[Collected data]
* start *
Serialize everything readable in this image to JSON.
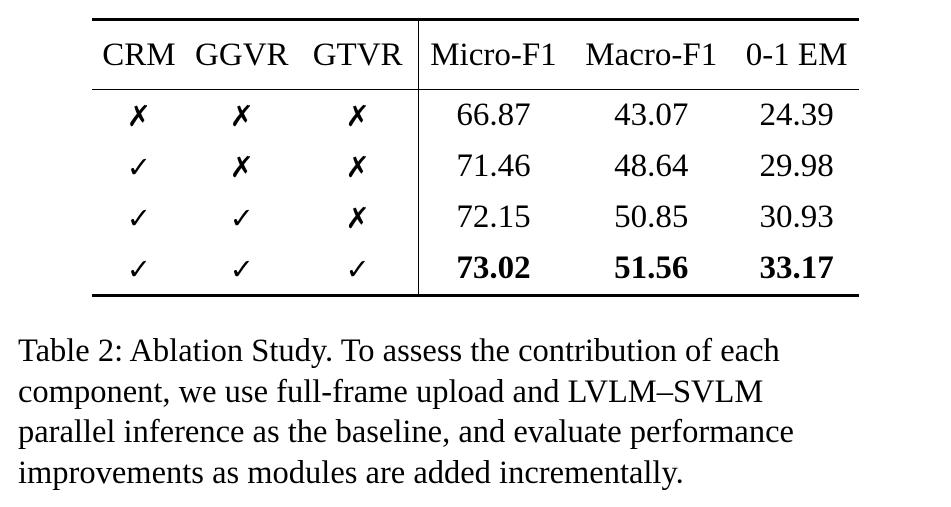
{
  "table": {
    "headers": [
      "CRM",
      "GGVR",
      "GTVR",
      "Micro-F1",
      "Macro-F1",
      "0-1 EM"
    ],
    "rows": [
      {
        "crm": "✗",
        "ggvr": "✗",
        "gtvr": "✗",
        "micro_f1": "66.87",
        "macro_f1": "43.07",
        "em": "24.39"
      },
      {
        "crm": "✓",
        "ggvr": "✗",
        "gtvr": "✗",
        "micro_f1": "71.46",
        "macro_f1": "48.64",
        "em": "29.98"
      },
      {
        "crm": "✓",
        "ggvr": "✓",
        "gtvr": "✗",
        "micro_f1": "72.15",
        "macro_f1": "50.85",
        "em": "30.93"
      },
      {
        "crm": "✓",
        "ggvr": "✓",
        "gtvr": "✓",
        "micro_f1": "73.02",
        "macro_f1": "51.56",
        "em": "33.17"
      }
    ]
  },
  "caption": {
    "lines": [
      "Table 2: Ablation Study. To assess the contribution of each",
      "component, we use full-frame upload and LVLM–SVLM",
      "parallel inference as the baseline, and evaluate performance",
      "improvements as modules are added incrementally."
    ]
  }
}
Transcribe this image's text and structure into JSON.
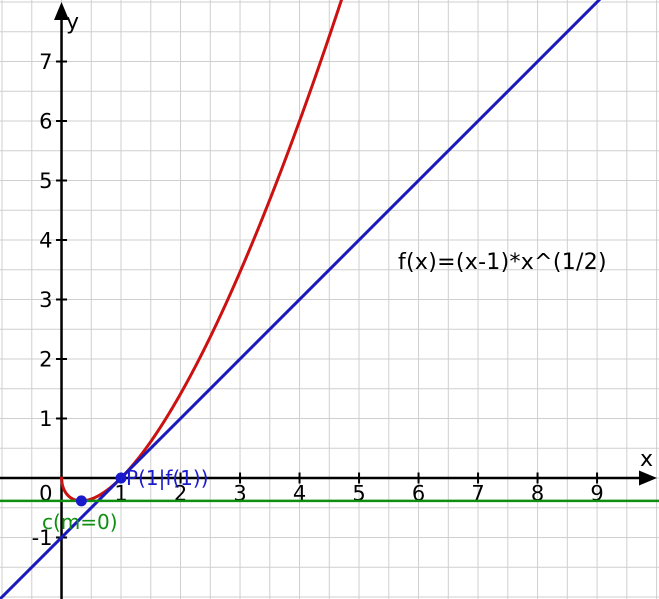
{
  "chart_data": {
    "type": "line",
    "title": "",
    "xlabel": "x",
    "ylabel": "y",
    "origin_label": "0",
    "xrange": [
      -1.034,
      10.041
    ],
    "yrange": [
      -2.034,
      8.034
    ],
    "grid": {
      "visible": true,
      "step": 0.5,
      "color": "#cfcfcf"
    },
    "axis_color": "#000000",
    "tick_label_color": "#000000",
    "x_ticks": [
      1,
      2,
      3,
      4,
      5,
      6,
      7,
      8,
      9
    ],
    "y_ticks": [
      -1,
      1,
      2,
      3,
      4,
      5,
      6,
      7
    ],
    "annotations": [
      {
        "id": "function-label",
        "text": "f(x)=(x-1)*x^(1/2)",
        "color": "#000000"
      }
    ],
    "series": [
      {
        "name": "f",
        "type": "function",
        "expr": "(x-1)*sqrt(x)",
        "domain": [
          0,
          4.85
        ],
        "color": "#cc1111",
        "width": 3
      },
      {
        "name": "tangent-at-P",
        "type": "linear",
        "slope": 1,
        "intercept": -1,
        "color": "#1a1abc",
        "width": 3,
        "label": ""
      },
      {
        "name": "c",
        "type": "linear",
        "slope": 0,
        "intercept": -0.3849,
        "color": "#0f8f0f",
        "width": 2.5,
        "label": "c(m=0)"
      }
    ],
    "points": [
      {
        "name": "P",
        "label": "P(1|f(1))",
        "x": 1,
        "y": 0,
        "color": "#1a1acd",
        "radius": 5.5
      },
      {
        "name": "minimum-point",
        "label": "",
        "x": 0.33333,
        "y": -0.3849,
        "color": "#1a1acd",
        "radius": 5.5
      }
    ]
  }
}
* end *
* start *
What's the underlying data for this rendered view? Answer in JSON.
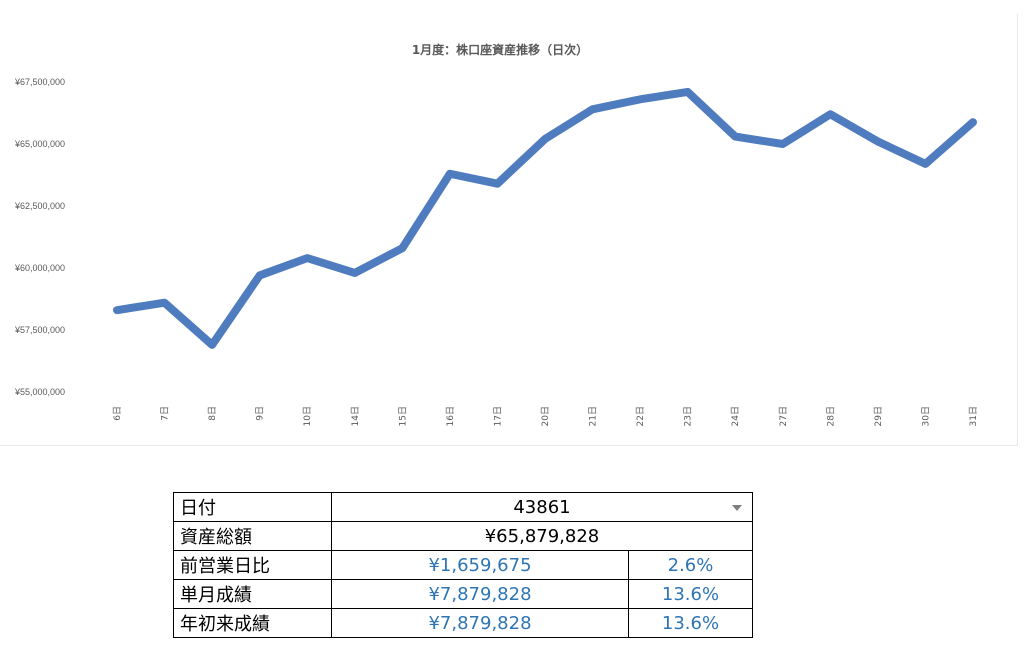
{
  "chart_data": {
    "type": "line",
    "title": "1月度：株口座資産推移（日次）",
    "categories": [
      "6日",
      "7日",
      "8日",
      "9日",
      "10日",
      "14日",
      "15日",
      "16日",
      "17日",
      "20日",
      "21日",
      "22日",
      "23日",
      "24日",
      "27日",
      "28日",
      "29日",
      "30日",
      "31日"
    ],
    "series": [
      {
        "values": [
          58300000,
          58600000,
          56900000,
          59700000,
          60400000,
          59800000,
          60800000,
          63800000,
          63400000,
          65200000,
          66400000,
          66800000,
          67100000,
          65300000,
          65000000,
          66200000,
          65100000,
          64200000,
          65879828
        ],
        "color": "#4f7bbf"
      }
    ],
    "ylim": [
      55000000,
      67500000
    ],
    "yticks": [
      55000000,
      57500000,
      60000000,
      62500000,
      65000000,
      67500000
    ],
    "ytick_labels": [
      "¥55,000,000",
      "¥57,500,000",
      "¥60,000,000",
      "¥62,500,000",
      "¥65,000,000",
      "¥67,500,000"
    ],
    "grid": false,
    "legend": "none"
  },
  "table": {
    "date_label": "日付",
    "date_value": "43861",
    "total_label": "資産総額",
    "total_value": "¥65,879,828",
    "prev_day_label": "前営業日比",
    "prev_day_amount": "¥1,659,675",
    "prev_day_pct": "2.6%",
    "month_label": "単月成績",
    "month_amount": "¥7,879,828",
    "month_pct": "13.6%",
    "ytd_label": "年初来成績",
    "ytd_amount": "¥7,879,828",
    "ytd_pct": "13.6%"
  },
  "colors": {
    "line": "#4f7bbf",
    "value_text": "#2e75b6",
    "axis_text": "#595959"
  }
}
* end *
Directions →
Pick out each line above that includes "name" and show it.

Response to the task →
        "name": "f",
        "name": "tangent-at-P",
        "name": "c",
        "name": "P",
        "name": "minimum-point",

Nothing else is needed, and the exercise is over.